━━━━━ Given information

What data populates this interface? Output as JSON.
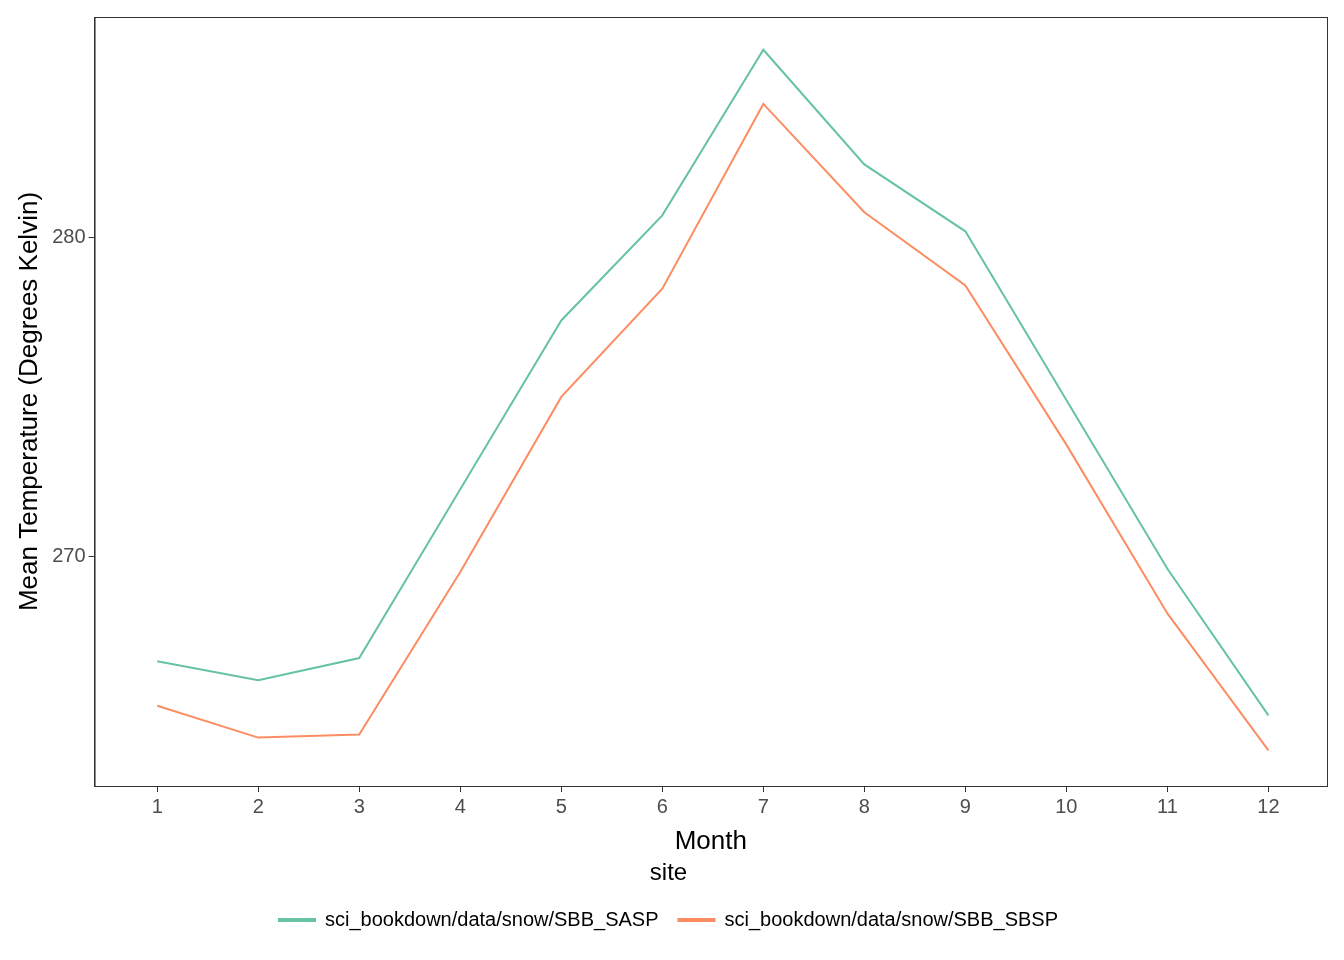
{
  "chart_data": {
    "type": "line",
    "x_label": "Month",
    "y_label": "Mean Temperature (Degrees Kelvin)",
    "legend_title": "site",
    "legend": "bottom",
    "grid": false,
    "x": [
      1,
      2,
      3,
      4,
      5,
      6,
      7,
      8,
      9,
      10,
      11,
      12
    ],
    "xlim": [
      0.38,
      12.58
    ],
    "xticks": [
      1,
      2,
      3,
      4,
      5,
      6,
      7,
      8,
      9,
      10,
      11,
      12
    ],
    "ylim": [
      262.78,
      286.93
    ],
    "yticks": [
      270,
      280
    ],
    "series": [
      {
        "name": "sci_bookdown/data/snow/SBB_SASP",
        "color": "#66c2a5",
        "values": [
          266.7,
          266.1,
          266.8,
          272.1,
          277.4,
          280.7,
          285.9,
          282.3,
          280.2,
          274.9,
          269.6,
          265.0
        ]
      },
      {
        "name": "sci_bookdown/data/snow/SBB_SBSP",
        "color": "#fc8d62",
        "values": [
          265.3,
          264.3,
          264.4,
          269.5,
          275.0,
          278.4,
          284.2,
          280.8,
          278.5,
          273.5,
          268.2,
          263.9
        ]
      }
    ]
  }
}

━━━━━━━━━━
━━━━━ Given information

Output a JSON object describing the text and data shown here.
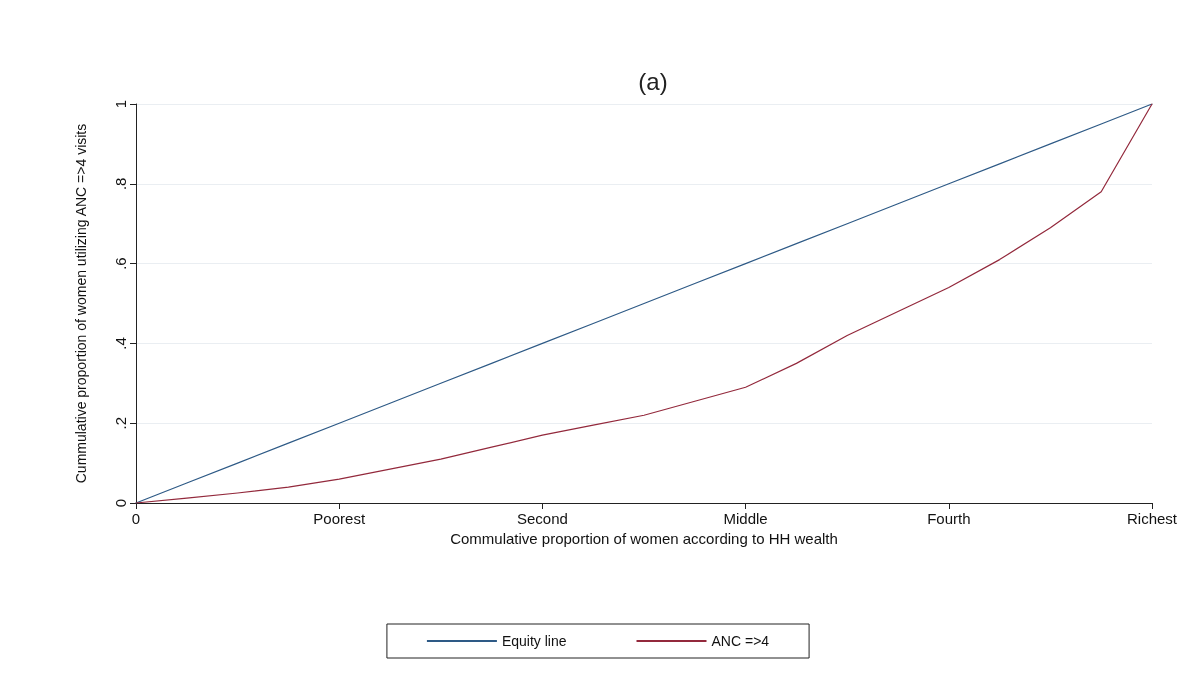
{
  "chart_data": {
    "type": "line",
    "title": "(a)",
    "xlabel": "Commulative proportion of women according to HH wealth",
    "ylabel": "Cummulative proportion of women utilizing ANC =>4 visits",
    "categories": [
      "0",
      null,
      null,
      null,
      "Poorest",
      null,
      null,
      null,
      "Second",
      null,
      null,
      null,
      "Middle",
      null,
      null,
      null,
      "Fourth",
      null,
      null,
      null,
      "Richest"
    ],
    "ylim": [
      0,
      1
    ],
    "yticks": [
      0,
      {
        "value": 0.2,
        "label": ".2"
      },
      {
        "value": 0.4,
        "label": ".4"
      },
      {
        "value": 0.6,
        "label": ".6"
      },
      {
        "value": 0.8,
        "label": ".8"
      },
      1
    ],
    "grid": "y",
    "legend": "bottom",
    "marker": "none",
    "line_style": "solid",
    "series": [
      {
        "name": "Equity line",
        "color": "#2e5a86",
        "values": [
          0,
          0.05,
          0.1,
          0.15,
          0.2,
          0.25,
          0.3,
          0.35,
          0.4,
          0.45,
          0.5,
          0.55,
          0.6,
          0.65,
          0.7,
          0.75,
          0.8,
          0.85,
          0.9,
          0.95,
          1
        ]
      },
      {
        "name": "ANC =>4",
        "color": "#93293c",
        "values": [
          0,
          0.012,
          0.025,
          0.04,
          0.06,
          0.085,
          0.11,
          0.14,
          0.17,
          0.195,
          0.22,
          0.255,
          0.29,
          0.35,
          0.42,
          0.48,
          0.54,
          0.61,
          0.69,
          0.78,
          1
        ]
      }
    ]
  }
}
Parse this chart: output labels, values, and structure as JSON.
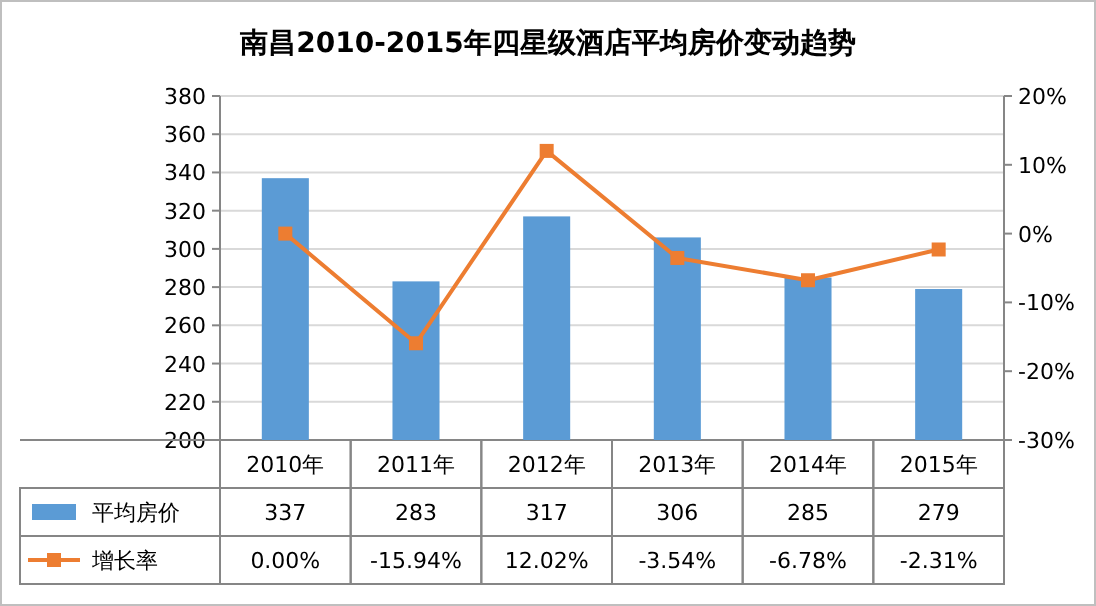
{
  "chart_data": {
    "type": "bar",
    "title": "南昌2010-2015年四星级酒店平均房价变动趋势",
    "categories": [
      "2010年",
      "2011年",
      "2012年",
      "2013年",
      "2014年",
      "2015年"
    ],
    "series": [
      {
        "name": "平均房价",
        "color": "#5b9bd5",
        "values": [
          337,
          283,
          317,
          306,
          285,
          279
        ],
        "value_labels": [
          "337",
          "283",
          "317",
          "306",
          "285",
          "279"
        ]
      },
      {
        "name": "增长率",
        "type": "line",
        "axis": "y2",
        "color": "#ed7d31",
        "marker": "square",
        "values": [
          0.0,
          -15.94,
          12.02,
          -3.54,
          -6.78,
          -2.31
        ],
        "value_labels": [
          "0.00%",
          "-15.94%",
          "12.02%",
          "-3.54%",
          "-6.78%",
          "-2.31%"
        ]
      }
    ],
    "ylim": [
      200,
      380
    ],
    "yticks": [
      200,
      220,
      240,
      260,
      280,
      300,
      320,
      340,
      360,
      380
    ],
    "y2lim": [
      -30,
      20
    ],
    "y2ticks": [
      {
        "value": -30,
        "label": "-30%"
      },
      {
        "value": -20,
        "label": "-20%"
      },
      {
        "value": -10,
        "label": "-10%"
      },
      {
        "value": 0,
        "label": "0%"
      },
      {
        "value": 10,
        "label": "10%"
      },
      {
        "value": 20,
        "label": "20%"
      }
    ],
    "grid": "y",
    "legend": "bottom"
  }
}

━━━━━━━━━━

Take every line that includes the string "snow" and copy it.

## Response
        "name": "sci_bookdown/data/snow/SBB_SASP",
        "name": "sci_bookdown/data/snow/SBB_SBSP",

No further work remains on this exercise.